- HONEST HISTORY - https://honesthistory.net.au/wp -

Kerkhove, Ray: Aboriginal guerilla tactics Southern Queensland 1843-55

Kerkhove, Ray

A different mode of war? Aboriginal “guerilla tactics” in defining the “Black War” of Southern Queensland 1843-1855: a paper presented July 2014 AHA Conference, University of Queensland, Brisbane’, Honest History, 3 February 2015

Frontier violence and Indigenous resistance has rarely been examined as a case study of military strategy and tactics. Starting from contentions that ‘an alliance of Aboriginal groups staged a fairly successful “Black War” in southern Queensland during the 1840s and 1850s, the author seeks evidence for a historically definable (1843-1855) conflict during this period, complete with a record of Indigenous declaration, victories, coordination, leadership and planning’.

Dataset section:
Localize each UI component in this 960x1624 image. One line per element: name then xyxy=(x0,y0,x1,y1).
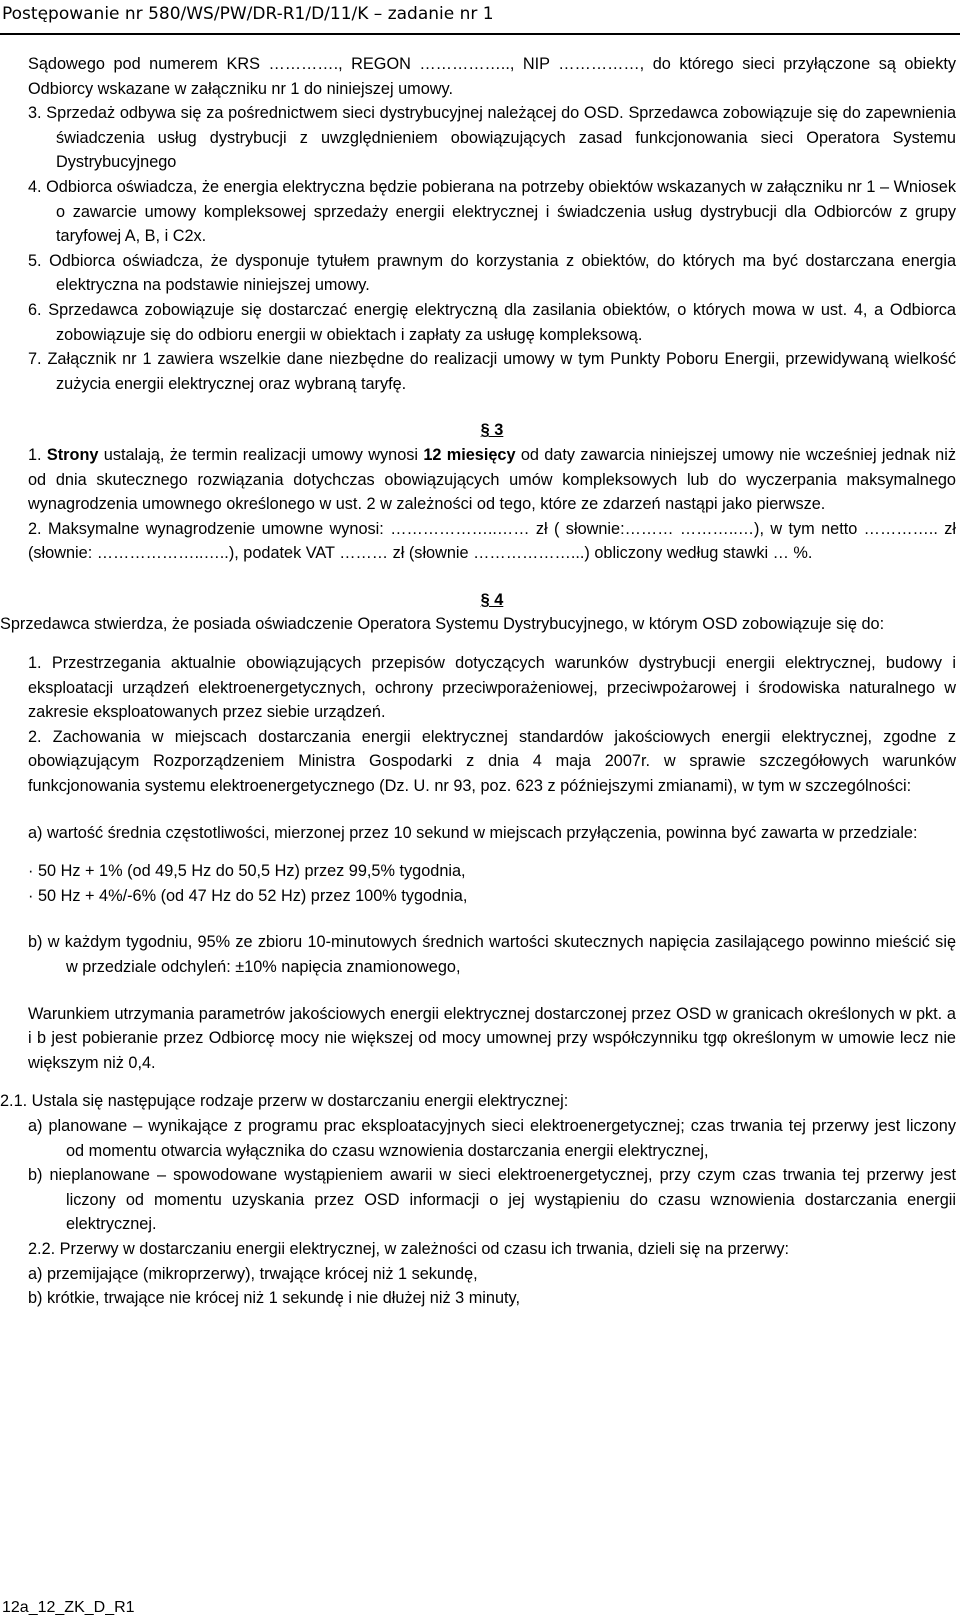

Objectives:
1. Reproduce the portion of the guerilla tactics summary between "Kerkhove, Ray: Aboriginal" and "leadership and planning’.", inclusive.
2. In the guerilla tactics summary, where and when was the paper presented?

Solutions below:
1.
Kerkhove, Ray: Aboriginal guerilla tactics Southern Queensland 1843-55

Kerkhove, Ray

A different mode of war? Aboriginal “guerilla tactics” in defining the “Black War” of Southern Queensland 1843-1855: a paper presented July 2014 AHA Conference, University of Queensland, Brisbane’, Honest History, 3 February 2015

Frontier violence and Indigenous resistance has rarely been examined as a case study of military strategy and tactics. Starting from contentions that ‘an alliance of Aboriginal groups staged a fairly successful “Black War” in southern Queensland during the 1840s and 1850s, the author seeks evidence for a historically definable (1843-1855) conflict during this period, complete with a record of Indigenous declaration, victories, coordination, leadership and planning’.

2. At the AHA Conference, University of Queensland, Brisbane, in July 2014.